--- start of Data supplied ---

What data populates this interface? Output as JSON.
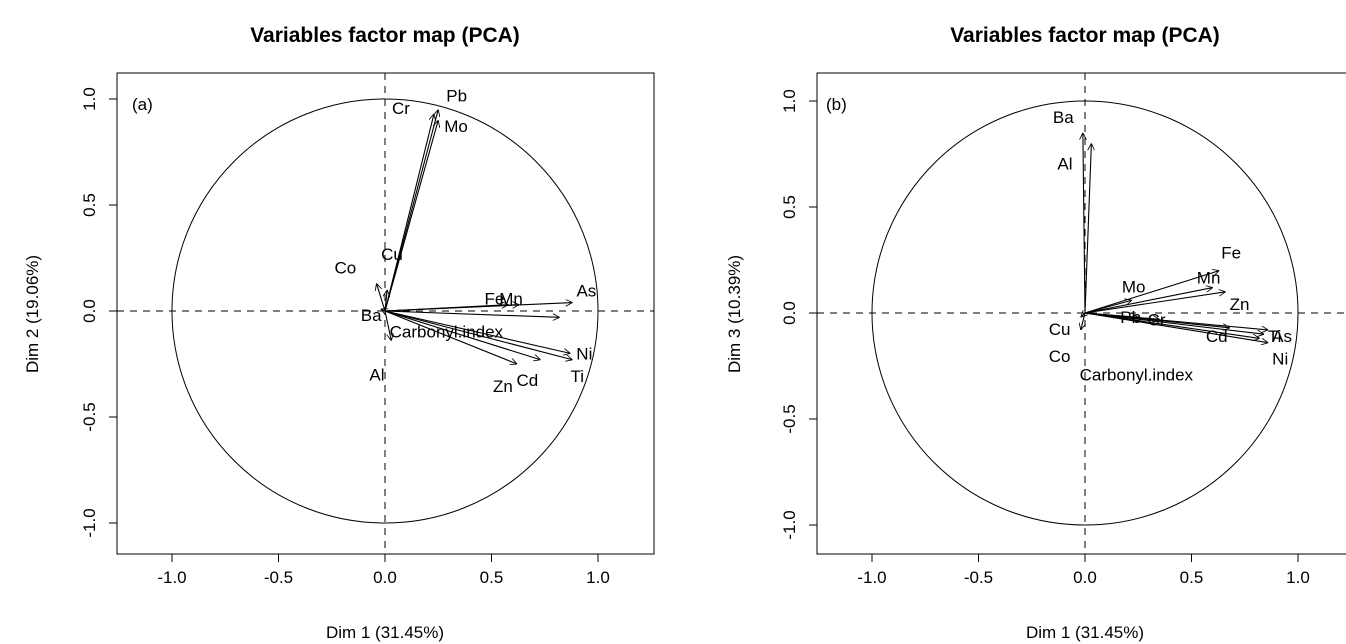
{
  "chart_data": [
    {
      "type": "scatter",
      "panel_label": "(a)",
      "title": "Variables factor map (PCA)",
      "xlabel": "Dim 1 (31.45%)",
      "ylabel": "Dim 2 (19.06%)",
      "xlim": [
        -1.0,
        1.0
      ],
      "ylim": [
        -1.0,
        1.0
      ],
      "xticks": [
        "-1.0",
        "-0.5",
        "0.0",
        "0.5",
        "1.0"
      ],
      "yticks": [
        "-1.0",
        "-0.5",
        "0.0",
        "0.5",
        "1.0"
      ],
      "variables": [
        {
          "name": "Pb",
          "x": 0.25,
          "y": 0.95
        },
        {
          "name": "Cr",
          "x": 0.23,
          "y": 0.93
        },
        {
          "name": "Mo",
          "x": 0.25,
          "y": 0.9
        },
        {
          "name": "Cu",
          "x": 0.01,
          "y": 0.1
        },
        {
          "name": "Co",
          "x": -0.04,
          "y": 0.13
        },
        {
          "name": "Ba",
          "x": -0.02,
          "y": 0.01
        },
        {
          "name": "Al",
          "x": 0.03,
          "y": -0.14
        },
        {
          "name": "Fe",
          "x": 0.58,
          "y": 0.03
        },
        {
          "name": "Mn",
          "x": 0.63,
          "y": 0.03
        },
        {
          "name": "As",
          "x": 0.88,
          "y": 0.04
        },
        {
          "name": "Carbonyl.index",
          "x": 0.82,
          "y": -0.03
        },
        {
          "name": "Ni",
          "x": 0.87,
          "y": -0.2
        },
        {
          "name": "Ti",
          "x": 0.88,
          "y": -0.23
        },
        {
          "name": "Cd",
          "x": 0.73,
          "y": -0.23
        },
        {
          "name": "Zn",
          "x": 0.62,
          "y": -0.25
        }
      ]
    },
    {
      "type": "scatter",
      "panel_label": "(b)",
      "title": "Variables factor map (PCA)",
      "xlabel": "Dim 1 (31.45%)",
      "ylabel": "Dim 3 (10.39%)",
      "xlim": [
        -1.0,
        1.0
      ],
      "ylim": [
        -1.0,
        1.0
      ],
      "xticks": [
        "-1.0",
        "-0.5",
        "0.0",
        "0.5",
        "1.0"
      ],
      "yticks": [
        "-1.0",
        "-0.5",
        "0.0",
        "0.5",
        "1.0"
      ],
      "variables": [
        {
          "name": "Ba",
          "x": -0.01,
          "y": 0.85
        },
        {
          "name": "Al",
          "x": 0.03,
          "y": 0.8
        },
        {
          "name": "Fe",
          "x": 0.63,
          "y": 0.2
        },
        {
          "name": "Mn",
          "x": 0.6,
          "y": 0.12
        },
        {
          "name": "Zn",
          "x": 0.66,
          "y": 0.1
        },
        {
          "name": "Mo",
          "x": 0.22,
          "y": 0.06
        },
        {
          "name": "Cu",
          "x": -0.02,
          "y": -0.02
        },
        {
          "name": "Co",
          "x": -0.02,
          "y": -0.08
        },
        {
          "name": "Pb",
          "x": 0.25,
          "y": -0.02
        },
        {
          "name": "Cr",
          "x": 0.35,
          "y": -0.03
        },
        {
          "name": "Cd",
          "x": 0.68,
          "y": -0.07
        },
        {
          "name": "Ti",
          "x": 0.84,
          "y": -0.1
        },
        {
          "name": "As",
          "x": 0.86,
          "y": -0.08
        },
        {
          "name": "Ni",
          "x": 0.86,
          "y": -0.14
        },
        {
          "name": "Carbonyl.index",
          "x": 0.82,
          "y": -0.12
        }
      ]
    }
  ]
}
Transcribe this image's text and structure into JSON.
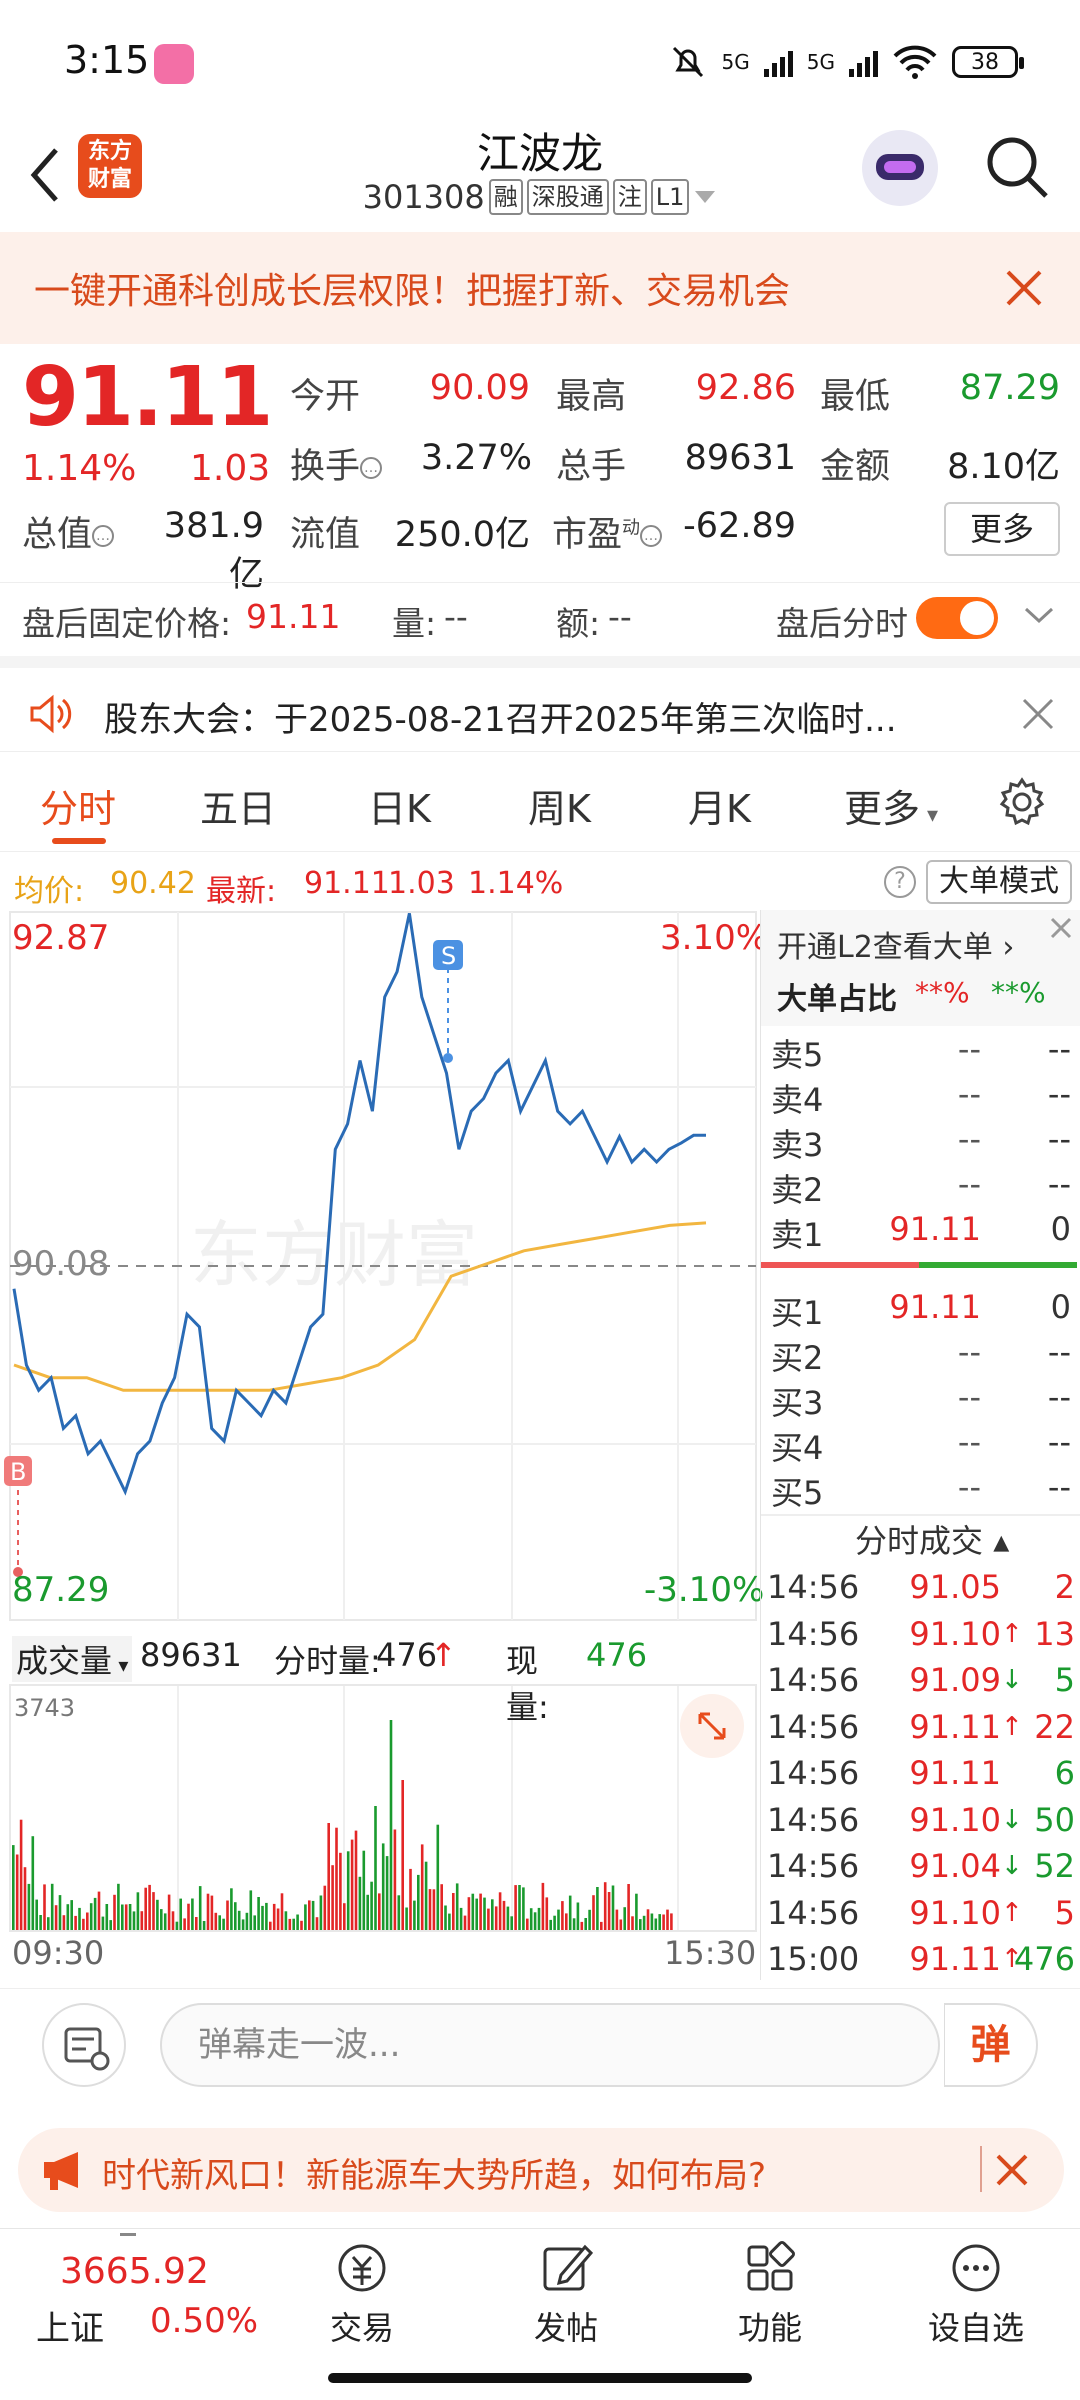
{
  "status_bar": {
    "time": "3:15",
    "network1": "5G",
    "network2": "5G",
    "battery": "38"
  },
  "header": {
    "logo_line1": "东方",
    "logo_line2": "财富",
    "stock_name": "江波龙",
    "stock_code": "301308",
    "tags": [
      "融",
      "深股通",
      "注",
      "L1"
    ]
  },
  "banner": {
    "text": "一键开通科创成长层权限！把握打新、交易机会"
  },
  "quote": {
    "price": "91.11",
    "change_pct": "1.14%",
    "change": "1.03",
    "labels": {
      "open": "今开",
      "high": "最高",
      "low": "最低",
      "turnover": "换手",
      "volume": "总手",
      "amount": "金额",
      "mktcap": "总值",
      "float": "流值",
      "pe": "市盈",
      "pe_sup": "动"
    },
    "values": {
      "open": "90.09",
      "high": "92.86",
      "low": "87.29",
      "turnover": "3.27%",
      "volume": "89631",
      "amount": "8.10亿",
      "mktcap": "381.9亿",
      "float": "250.0亿",
      "pe": "-62.89"
    },
    "more": "更多"
  },
  "after_hours": {
    "label": "盘后固定价格:",
    "price": "91.11",
    "vol_label": "量:",
    "vol": "--",
    "amt_label": "额:",
    "amt": "--",
    "timeshare_label": "盘后分时"
  },
  "announcement": {
    "text": "股东大会：于2025-08-21召开2025年第三次临时..."
  },
  "tabs": [
    "分时",
    "五日",
    "日K",
    "周K",
    "月K",
    "更多"
  ],
  "avg_row": {
    "avg_label": "均价:",
    "avg": "90.42",
    "latest_label": "最新:",
    "latest": "91.11",
    "change": "1.03",
    "change_pct": "1.14%",
    "question": "?",
    "big_mode": "大单模式"
  },
  "chart_data": {
    "type": "line",
    "y_top": "92.87",
    "y_mid": "90.08",
    "y_bottom": "87.29",
    "pct_top": "3.10%",
    "pct_bottom": "-3.10%",
    "ylim": [
      87.29,
      92.87
    ],
    "prev_close": 90.08,
    "marker_sell": "S",
    "marker_buy": "B",
    "watermark": "东方财富",
    "price_series": [
      89.9,
      89.3,
      89.1,
      89.2,
      88.8,
      88.9,
      88.6,
      88.7,
      88.5,
      88.3,
      88.6,
      88.7,
      89.0,
      89.2,
      89.7,
      89.6,
      88.8,
      88.7,
      89.1,
      89.0,
      88.9,
      89.1,
      89.0,
      89.3,
      89.6,
      89.7,
      91.0,
      91.2,
      91.7,
      91.3,
      92.2,
      92.4,
      92.86,
      92.2,
      91.9,
      91.6,
      91.0,
      91.3,
      91.4,
      91.6,
      91.7,
      91.3,
      91.5,
      91.7,
      91.3,
      91.2,
      91.3,
      91.1,
      90.9,
      91.1,
      90.9,
      91.0,
      90.9,
      91.0,
      91.05,
      91.11,
      91.11
    ],
    "avg_series": [
      89.3,
      89.2,
      89.2,
      89.1,
      89.1,
      89.1,
      89.1,
      89.1,
      89.15,
      89.2,
      89.3,
      89.5,
      90.0,
      90.1,
      90.2,
      90.25,
      90.3,
      90.35,
      90.4,
      90.42
    ],
    "vol_label": "成交量",
    "vol_total": "89631",
    "vol_minute_label": "分时量:",
    "vol_minute": "476",
    "vol_now_label": "现量:",
    "vol_now": "476",
    "vol_max": "3743",
    "x_start": "09:30",
    "x_end": "15:30"
  },
  "order_book": {
    "l2_text": "开通L2查看大单",
    "ratio_label": "大单占比",
    "ratio_buy": "**%",
    "ratio_sell": "**%",
    "asks": [
      {
        "label": "卖5",
        "price": "--",
        "vol": "--"
      },
      {
        "label": "卖4",
        "price": "--",
        "vol": "--"
      },
      {
        "label": "卖3",
        "price": "--",
        "vol": "--"
      },
      {
        "label": "卖2",
        "price": "--",
        "vol": "--"
      },
      {
        "label": "卖1",
        "price": "91.11",
        "vol": "0"
      }
    ],
    "bids": [
      {
        "label": "买1",
        "price": "91.11",
        "vol": "0"
      },
      {
        "label": "买2",
        "price": "--",
        "vol": "--"
      },
      {
        "label": "买3",
        "price": "--",
        "vol": "--"
      },
      {
        "label": "买4",
        "price": "--",
        "vol": "--"
      },
      {
        "label": "买5",
        "price": "--",
        "vol": "--"
      }
    ],
    "trades_title": "分时成交",
    "trades": [
      {
        "time": "14:56",
        "price": "91.05",
        "arrow": "",
        "vol": "2",
        "color": "red",
        "vcolor": "red"
      },
      {
        "time": "14:56",
        "price": "91.10↑",
        "arrow": "",
        "vol": "13",
        "color": "red",
        "vcolor": "red"
      },
      {
        "time": "14:56",
        "price": "91.09↓",
        "arrow": "",
        "vol": "5",
        "color": "red",
        "vcolor": "green"
      },
      {
        "time": "14:56",
        "price": "91.11↑",
        "arrow": "",
        "vol": "22",
        "color": "red",
        "vcolor": "red"
      },
      {
        "time": "14:56",
        "price": "91.11",
        "arrow": "",
        "vol": "6",
        "color": "red",
        "vcolor": "green"
      },
      {
        "time": "14:56",
        "price": "91.10↓",
        "arrow": "",
        "vol": "50",
        "color": "red",
        "vcolor": "green"
      },
      {
        "time": "14:56",
        "price": "91.04↓",
        "arrow": "",
        "vol": "52",
        "color": "red",
        "vcolor": "green"
      },
      {
        "time": "14:56",
        "price": "91.10↑",
        "arrow": "",
        "vol": "5",
        "color": "red",
        "vcolor": "red"
      },
      {
        "time": "15:00",
        "price": "91.11↑",
        "arrow": "",
        "vol": "476",
        "color": "red",
        "vcolor": "green"
      }
    ]
  },
  "comment_bar": {
    "placeholder": "弹幕走一波...",
    "dan": "弹"
  },
  "promo": {
    "text": "时代新风口！新能源车大势所趋，如何布局?"
  },
  "bottom_nav": {
    "index_value": "3665.92",
    "index_name": "上证",
    "index_pct": "0.50%",
    "items": [
      "交易",
      "发帖",
      "功能",
      "设自选"
    ]
  }
}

--- end of Data supplied ---

Go through the records line by line and count those containing the string "this". Give only the total.

Final result |
2